TASK — Retype exactly the lines that run from the line with "OCR this image." to the final line of the entries, keeping both ends and nothing else.
━━━━━ GIVEN RECORDS
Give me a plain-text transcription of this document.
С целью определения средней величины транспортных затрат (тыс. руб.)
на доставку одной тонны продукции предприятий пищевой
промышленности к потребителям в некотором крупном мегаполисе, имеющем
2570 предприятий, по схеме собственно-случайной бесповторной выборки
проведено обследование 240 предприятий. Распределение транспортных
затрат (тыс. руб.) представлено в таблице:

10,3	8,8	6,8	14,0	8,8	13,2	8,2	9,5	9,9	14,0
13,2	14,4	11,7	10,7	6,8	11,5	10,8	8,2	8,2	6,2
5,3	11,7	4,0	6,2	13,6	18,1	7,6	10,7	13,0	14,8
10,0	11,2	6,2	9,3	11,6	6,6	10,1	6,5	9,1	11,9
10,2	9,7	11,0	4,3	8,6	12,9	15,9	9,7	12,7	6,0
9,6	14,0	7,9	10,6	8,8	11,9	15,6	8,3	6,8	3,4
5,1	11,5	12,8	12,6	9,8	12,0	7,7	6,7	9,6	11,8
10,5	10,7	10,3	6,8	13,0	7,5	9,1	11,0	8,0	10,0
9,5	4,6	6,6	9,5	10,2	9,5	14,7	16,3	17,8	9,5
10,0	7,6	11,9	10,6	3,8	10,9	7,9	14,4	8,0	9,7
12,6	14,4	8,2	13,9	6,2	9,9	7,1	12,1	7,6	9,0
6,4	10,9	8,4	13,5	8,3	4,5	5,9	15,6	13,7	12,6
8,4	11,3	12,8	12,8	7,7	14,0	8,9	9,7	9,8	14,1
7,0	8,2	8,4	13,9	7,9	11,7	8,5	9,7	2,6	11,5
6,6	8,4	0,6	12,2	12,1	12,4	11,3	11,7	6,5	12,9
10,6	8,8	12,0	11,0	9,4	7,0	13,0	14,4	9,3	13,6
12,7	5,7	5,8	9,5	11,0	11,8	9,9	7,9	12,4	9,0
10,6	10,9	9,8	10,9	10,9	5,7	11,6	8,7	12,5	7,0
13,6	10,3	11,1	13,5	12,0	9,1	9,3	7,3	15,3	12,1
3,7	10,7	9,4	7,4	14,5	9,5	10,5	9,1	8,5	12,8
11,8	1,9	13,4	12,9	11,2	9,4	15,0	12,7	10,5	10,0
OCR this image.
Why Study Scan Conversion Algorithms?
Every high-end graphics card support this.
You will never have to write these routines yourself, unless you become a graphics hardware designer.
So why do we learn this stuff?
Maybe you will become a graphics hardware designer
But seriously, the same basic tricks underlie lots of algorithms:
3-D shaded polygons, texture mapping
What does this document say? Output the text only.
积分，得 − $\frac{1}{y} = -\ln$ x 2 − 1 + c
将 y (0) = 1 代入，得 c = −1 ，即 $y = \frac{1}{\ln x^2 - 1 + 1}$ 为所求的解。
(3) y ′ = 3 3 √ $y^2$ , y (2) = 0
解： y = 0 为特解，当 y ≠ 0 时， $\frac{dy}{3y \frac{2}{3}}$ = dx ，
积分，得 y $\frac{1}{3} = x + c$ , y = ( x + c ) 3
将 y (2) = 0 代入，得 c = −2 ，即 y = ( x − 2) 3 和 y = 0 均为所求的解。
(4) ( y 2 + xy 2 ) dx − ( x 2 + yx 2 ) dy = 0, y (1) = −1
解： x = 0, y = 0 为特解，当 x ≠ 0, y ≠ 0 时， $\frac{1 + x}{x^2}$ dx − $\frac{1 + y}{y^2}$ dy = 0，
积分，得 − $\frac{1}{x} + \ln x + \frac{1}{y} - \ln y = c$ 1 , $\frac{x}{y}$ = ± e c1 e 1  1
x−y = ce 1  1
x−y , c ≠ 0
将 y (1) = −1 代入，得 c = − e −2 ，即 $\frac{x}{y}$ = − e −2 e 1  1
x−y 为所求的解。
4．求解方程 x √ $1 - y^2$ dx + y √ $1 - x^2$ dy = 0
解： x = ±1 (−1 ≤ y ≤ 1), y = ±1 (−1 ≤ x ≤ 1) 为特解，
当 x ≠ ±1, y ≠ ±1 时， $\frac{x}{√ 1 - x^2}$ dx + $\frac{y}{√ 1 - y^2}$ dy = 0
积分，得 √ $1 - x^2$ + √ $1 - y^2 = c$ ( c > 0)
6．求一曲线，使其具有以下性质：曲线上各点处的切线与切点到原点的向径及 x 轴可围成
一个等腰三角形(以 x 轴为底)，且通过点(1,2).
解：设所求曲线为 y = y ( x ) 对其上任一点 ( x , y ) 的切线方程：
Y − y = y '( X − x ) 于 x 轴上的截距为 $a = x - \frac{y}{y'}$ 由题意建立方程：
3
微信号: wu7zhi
━━━━━━━━━━
RESPONSE —
OCR this image.
Why Study Scan Conversion Algorithms?
Every high-end graphics card support this.
You will never have to write these routines yourself, unless you become a graphics hardware designer.
So why do we learn this stuff?
Maybe you will become a graphics hardware designer
But seriously, the same basic tricks underlie lots of algorithms:
3-D shaded polygons, texture mapping
What does this document say? Output the text only.
积分，得 − $\frac{1}{y} = -\ln$ x 2 − 1 + c
将 y (0) = 1 代入，得 c = −1 ，即 $y = \frac{1}{\ln x^2 - 1 + 1}$ 为所求的解。
(3) y ′ = 3 3 √ $y^2$ , y (2) = 0
解： y = 0 为特解，当 y ≠ 0 时， $\frac{dy}{3y \frac{2}{3}}$ = dx ，
积分，得 y $\frac{1}{3} = x + c$ , y = ( x + c ) 3
将 y (2) = 0 代入，得 c = −2 ，即 y = ( x − 2) 3 和 y = 0 均为所求的解。
(4) ( y 2 + xy 2 ) dx − ( x 2 + yx 2 ) dy = 0, y (1) = −1
解： x = 0, y = 0 为特解，当 x ≠ 0, y ≠ 0 时， $\frac{1 + x}{x^2}$ dx − $\frac{1 + y}{y^2}$ dy = 0，
积分，得 − $\frac{1}{x} + \ln x + \frac{1}{y} - \ln y = c$ 1 , $\frac{x}{y}$ = ± e c1 e 1  1
x−y = ce 1  1
x−y , c ≠ 0
将 y (1) = −1 代入，得 c = − e −2 ，即 $\frac{x}{y}$ = − e −2 e 1  1
x−y 为所求的解。
4．求解方程 x √ $1 - y^2$ dx + y √ $1 - x^2$ dy = 0
解： x = ±1 (−1 ≤ y ≤ 1), y = ±1 (−1 ≤ x ≤ 1) 为特解，
当 x ≠ ±1, y ≠ ±1 时， $\frac{x}{√ 1 - x^2}$ dx + $\frac{y}{√ 1 - y^2}$ dy = 0
积分，得 √ $1 - x^2$ + √ $1 - y^2 = c$ ( c > 0)
6．求一曲线，使其具有以下性质：曲线上各点处的切线与切点到原点的向径及 x 轴可围成
一个等腰三角形(以 x 轴为底)，且通过点(1,2).
解：设所求曲线为 y = y ( x ) 对其上任一点 ( x , y ) 的切线方程：
Y − y = y '( X − x ) 于 x 轴上的截距为 $a = x - \frac{y}{y'}$ 由题意建立方程：
3
微信号: wu7zhi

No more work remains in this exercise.